TASK STATEMENT — Extract each line of the data and write it out again exactly.

[Figure data in JSON]
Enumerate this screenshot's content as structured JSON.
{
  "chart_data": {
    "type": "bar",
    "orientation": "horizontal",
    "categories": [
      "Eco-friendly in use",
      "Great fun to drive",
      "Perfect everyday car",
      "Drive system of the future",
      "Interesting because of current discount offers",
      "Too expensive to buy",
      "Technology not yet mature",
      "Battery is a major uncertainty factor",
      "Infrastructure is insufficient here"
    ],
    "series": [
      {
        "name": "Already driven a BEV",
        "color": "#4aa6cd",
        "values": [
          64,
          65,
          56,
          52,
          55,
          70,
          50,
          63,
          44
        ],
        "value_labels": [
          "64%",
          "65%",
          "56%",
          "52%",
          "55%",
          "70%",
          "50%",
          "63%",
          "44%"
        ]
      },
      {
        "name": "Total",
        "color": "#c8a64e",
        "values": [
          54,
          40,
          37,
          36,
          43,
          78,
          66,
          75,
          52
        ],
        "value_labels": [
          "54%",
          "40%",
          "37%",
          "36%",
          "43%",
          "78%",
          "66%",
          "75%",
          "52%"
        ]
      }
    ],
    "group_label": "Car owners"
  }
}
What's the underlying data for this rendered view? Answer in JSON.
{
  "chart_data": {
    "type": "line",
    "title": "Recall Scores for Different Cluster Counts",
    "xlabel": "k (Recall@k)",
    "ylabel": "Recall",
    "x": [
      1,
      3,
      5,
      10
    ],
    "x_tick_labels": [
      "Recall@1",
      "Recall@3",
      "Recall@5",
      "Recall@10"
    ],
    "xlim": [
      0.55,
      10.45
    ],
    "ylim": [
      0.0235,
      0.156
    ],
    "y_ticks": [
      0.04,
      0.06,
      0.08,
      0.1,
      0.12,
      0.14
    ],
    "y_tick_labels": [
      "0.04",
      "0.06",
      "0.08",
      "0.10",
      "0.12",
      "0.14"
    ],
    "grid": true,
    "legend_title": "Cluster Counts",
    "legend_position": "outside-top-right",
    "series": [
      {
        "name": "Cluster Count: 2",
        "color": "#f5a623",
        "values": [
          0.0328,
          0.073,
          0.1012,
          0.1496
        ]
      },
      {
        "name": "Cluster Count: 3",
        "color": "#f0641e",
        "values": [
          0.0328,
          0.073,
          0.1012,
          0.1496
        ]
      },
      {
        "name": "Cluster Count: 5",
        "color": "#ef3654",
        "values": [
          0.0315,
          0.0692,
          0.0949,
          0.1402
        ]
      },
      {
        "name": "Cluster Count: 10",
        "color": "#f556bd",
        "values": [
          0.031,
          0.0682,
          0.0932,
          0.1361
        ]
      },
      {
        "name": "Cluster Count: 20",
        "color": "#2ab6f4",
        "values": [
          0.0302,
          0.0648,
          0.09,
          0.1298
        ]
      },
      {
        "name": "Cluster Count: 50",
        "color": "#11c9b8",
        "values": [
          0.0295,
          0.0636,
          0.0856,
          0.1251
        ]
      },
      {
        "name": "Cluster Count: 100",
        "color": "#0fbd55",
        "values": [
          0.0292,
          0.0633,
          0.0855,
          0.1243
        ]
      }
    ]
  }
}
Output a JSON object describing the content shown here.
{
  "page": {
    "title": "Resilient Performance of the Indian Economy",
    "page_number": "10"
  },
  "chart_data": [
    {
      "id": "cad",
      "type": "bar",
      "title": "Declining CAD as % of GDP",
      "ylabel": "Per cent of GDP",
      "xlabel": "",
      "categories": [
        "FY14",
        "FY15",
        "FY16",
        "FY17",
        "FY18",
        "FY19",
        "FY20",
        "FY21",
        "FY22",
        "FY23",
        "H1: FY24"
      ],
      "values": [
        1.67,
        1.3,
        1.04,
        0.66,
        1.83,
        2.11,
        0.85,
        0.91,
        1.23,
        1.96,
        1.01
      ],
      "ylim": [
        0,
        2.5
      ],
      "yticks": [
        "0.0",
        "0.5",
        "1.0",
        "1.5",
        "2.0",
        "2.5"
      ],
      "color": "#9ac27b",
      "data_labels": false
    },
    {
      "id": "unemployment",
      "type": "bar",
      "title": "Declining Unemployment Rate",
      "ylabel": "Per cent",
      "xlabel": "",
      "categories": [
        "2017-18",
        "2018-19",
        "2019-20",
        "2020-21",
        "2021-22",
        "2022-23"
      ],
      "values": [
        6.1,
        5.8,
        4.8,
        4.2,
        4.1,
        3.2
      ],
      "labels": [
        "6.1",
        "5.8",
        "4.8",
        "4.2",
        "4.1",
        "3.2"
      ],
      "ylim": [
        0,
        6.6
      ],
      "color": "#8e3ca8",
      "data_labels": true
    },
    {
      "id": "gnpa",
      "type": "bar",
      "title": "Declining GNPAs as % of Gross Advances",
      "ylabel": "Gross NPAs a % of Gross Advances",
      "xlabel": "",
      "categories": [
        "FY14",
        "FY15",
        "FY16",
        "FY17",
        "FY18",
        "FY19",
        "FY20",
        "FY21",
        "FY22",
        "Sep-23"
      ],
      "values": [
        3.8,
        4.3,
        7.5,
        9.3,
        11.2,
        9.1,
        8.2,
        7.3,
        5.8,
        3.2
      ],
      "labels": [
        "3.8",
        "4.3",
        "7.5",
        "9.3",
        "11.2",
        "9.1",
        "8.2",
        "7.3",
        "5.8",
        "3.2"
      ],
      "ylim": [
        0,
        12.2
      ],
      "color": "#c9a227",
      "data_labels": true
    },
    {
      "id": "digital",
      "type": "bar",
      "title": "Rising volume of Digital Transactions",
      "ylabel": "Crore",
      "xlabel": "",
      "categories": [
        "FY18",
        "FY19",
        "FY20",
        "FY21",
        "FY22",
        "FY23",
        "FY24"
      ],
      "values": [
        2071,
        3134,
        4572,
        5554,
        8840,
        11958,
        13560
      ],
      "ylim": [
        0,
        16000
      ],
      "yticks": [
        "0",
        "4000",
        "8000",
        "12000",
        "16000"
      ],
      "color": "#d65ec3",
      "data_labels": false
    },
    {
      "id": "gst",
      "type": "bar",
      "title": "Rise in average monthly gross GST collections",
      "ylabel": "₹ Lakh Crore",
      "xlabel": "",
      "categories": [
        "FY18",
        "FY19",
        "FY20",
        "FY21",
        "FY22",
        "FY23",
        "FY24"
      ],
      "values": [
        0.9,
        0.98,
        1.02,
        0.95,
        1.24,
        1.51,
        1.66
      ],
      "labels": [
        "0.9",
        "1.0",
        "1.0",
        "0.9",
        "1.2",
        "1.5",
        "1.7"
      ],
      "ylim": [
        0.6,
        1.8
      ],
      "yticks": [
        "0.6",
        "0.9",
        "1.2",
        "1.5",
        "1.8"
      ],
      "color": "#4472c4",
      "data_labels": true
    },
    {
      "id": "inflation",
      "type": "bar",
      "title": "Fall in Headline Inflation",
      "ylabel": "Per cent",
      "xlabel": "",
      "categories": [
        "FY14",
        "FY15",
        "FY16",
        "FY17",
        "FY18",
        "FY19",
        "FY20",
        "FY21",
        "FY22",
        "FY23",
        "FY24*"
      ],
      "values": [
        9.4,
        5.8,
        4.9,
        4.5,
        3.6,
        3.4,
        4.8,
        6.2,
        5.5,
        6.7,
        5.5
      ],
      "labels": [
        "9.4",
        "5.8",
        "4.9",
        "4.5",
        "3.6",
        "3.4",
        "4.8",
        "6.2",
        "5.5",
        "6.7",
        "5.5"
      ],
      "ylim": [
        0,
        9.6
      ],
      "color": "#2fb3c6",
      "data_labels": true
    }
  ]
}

FINISHED ANSWER —
Enumerate this screenshot's content as structured JSON.
{
  "chart_data": {
    "type": "bar",
    "orientation": "horizontal",
    "categories": [
      "Eco-friendly in use",
      "Great fun to drive",
      "Perfect everyday car",
      "Drive system of the future",
      "Interesting because of current discount offers",
      "Too expensive to buy",
      "Technology not yet mature",
      "Battery is a major uncertainty factor",
      "Infrastructure is insufficient here"
    ],
    "series": [
      {
        "name": "Already driven a BEV",
        "color": "#4aa6cd",
        "values": [
          64,
          65,
          56,
          52,
          55,
          70,
          50,
          63,
          44
        ],
        "value_labels": [
          "64%",
          "65%",
          "56%",
          "52%",
          "55%",
          "70%",
          "50%",
          "63%",
          "44%"
        ]
      },
      {
        "name": "Total",
        "color": "#c8a64e",
        "values": [
          54,
          40,
          37,
          36,
          43,
          78,
          66,
          75,
          52
        ],
        "value_labels": [
          "54%",
          "40%",
          "37%",
          "36%",
          "43%",
          "78%",
          "66%",
          "75%",
          "52%"
        ]
      }
    ],
    "group_label": "Car owners"
  }
}
What's the underlying data for this rendered view? Answer in JSON.
{
  "chart_data": {
    "type": "line",
    "title": "Recall Scores for Different Cluster Counts",
    "xlabel": "k (Recall@k)",
    "ylabel": "Recall",
    "x": [
      1,
      3,
      5,
      10
    ],
    "x_tick_labels": [
      "Recall@1",
      "Recall@3",
      "Recall@5",
      "Recall@10"
    ],
    "xlim": [
      0.55,
      10.45
    ],
    "ylim": [
      0.0235,
      0.156
    ],
    "y_ticks": [
      0.04,
      0.06,
      0.08,
      0.1,
      0.12,
      0.14
    ],
    "y_tick_labels": [
      "0.04",
      "0.06",
      "0.08",
      "0.10",
      "0.12",
      "0.14"
    ],
    "grid": true,
    "legend_title": "Cluster Counts",
    "legend_position": "outside-top-right",
    "series": [
      {
        "name": "Cluster Count: 2",
        "color": "#f5a623",
        "values": [
          0.0328,
          0.073,
          0.1012,
          0.1496
        ]
      },
      {
        "name": "Cluster Count: 3",
        "color": "#f0641e",
        "values": [
          0.0328,
          0.073,
          0.1012,
          0.1496
        ]
      },
      {
        "name": "Cluster Count: 5",
        "color": "#ef3654",
        "values": [
          0.0315,
          0.0692,
          0.0949,
          0.1402
        ]
      },
      {
        "name": "Cluster Count: 10",
        "color": "#f556bd",
        "values": [
          0.031,
          0.0682,
          0.0932,
          0.1361
        ]
      },
      {
        "name": "Cluster Count: 20",
        "color": "#2ab6f4",
        "values": [
          0.0302,
          0.0648,
          0.09,
          0.1298
        ]
      },
      {
        "name": "Cluster Count: 50",
        "color": "#11c9b8",
        "values": [
          0.0295,
          0.0636,
          0.0856,
          0.1251
        ]
      },
      {
        "name": "Cluster Count: 100",
        "color": "#0fbd55",
        "values": [
          0.0292,
          0.0633,
          0.0855,
          0.1243
        ]
      }
    ]
  }
}
Output a JSON object describing the content shown here.
{
  "page": {
    "title": "Resilient Performance of the Indian Economy",
    "page_number": "10"
  },
  "chart_data": [
    {
      "id": "cad",
      "type": "bar",
      "title": "Declining CAD as % of GDP",
      "ylabel": "Per cent of GDP",
      "xlabel": "",
      "categories": [
        "FY14",
        "FY15",
        "FY16",
        "FY17",
        "FY18",
        "FY19",
        "FY20",
        "FY21",
        "FY22",
        "FY23",
        "H1: FY24"
      ],
      "values": [
        1.67,
        1.3,
        1.04,
        0.66,
        1.83,
        2.11,
        0.85,
        0.91,
        1.23,
        1.96,
        1.01
      ],
      "ylim": [
        0,
        2.5
      ],
      "yticks": [
        "0.0",
        "0.5",
        "1.0",
        "1.5",
        "2.0",
        "2.5"
      ],
      "color": "#9ac27b",
      "data_labels": false
    },
    {
      "id": "unemployment",
      "type": "bar",
      "title": "Declining Unemployment Rate",
      "ylabel": "Per cent",
      "xlabel": "",
      "categories": [
        "2017-18",
        "2018-19",
        "2019-20",
        "2020-21",
        "2021-22",
        "2022-23"
      ],
      "values": [
        6.1,
        5.8,
        4.8,
        4.2,
        4.1,
        3.2
      ],
      "labels": [
        "6.1",
        "5.8",
        "4.8",
        "4.2",
        "4.1",
        "3.2"
      ],
      "ylim": [
        0,
        6.6
      ],
      "color": "#8e3ca8",
      "data_labels": true
    },
    {
      "id": "gnpa",
      "type": "bar",
      "title": "Declining GNPAs as % of Gross Advances",
      "ylabel": "Gross NPAs a % of Gross Advances",
      "xlabel": "",
      "categories": [
        "FY14",
        "FY15",
        "FY16",
        "FY17",
        "FY18",
        "FY19",
        "FY20",
        "FY21",
        "FY22",
        "Sep-23"
      ],
      "values": [
        3.8,
        4.3,
        7.5,
        9.3,
        11.2,
        9.1,
        8.2,
        7.3,
        5.8,
        3.2
      ],
      "labels": [
        "3.8",
        "4.3",
        "7.5",
        "9.3",
        "11.2",
        "9.1",
        "8.2",
        "7.3",
        "5.8",
        "3.2"
      ],
      "ylim": [
        0,
        12.2
      ],
      "color": "#c9a227",
      "data_labels": true
    },
    {
      "id": "digital",
      "type": "bar",
      "title": "Rising volume of Digital Transactions",
      "ylabel": "Crore",
      "xlabel": "",
      "categories": [
        "FY18",
        "FY19",
        "FY20",
        "FY21",
        "FY22",
        "FY23",
        "FY24"
      ],
      "values": [
        2071,
        3134,
        4572,
        5554,
        8840,
        11958,
        13560
      ],
      "ylim": [
        0,
        16000
      ],
      "yticks": [
        "0",
        "4000",
        "8000",
        "12000",
        "16000"
      ],
      "color": "#d65ec3",
      "data_labels": false
    },
    {
      "id": "gst",
      "type": "bar",
      "title": "Rise in average monthly gross GST collections",
      "ylabel": "₹ Lakh Crore",
      "xlabel": "",
      "categories": [
        "FY18",
        "FY19",
        "FY20",
        "FY21",
        "FY22",
        "FY23",
        "FY24"
      ],
      "values": [
        0.9,
        0.98,
        1.02,
        0.95,
        1.24,
        1.51,
        1.66
      ],
      "labels": [
        "0.9",
        "1.0",
        "1.0",
        "0.9",
        "1.2",
        "1.5",
        "1.7"
      ],
      "ylim": [
        0.6,
        1.8
      ],
      "yticks": [
        "0.6",
        "0.9",
        "1.2",
        "1.5",
        "1.8"
      ],
      "color": "#4472c4",
      "data_labels": true
    },
    {
      "id": "inflation",
      "type": "bar",
      "title": "Fall in Headline Inflation",
      "ylabel": "Per cent",
      "xlabel": "",
      "categories": [
        "FY14",
        "FY15",
        "FY16",
        "FY17",
        "FY18",
        "FY19",
        "FY20",
        "FY21",
        "FY22",
        "FY23",
        "FY24*"
      ],
      "values": [
        9.4,
        5.8,
        4.9,
        4.5,
        3.6,
        3.4,
        4.8,
        6.2,
        5.5,
        6.7,
        5.5
      ],
      "labels": [
        "9.4",
        "5.8",
        "4.9",
        "4.5",
        "3.6",
        "3.4",
        "4.8",
        "6.2",
        "5.5",
        "6.7",
        "5.5"
      ],
      "ylim": [
        0,
        9.6
      ],
      "color": "#2fb3c6",
      "data_labels": true
    }
  ]
}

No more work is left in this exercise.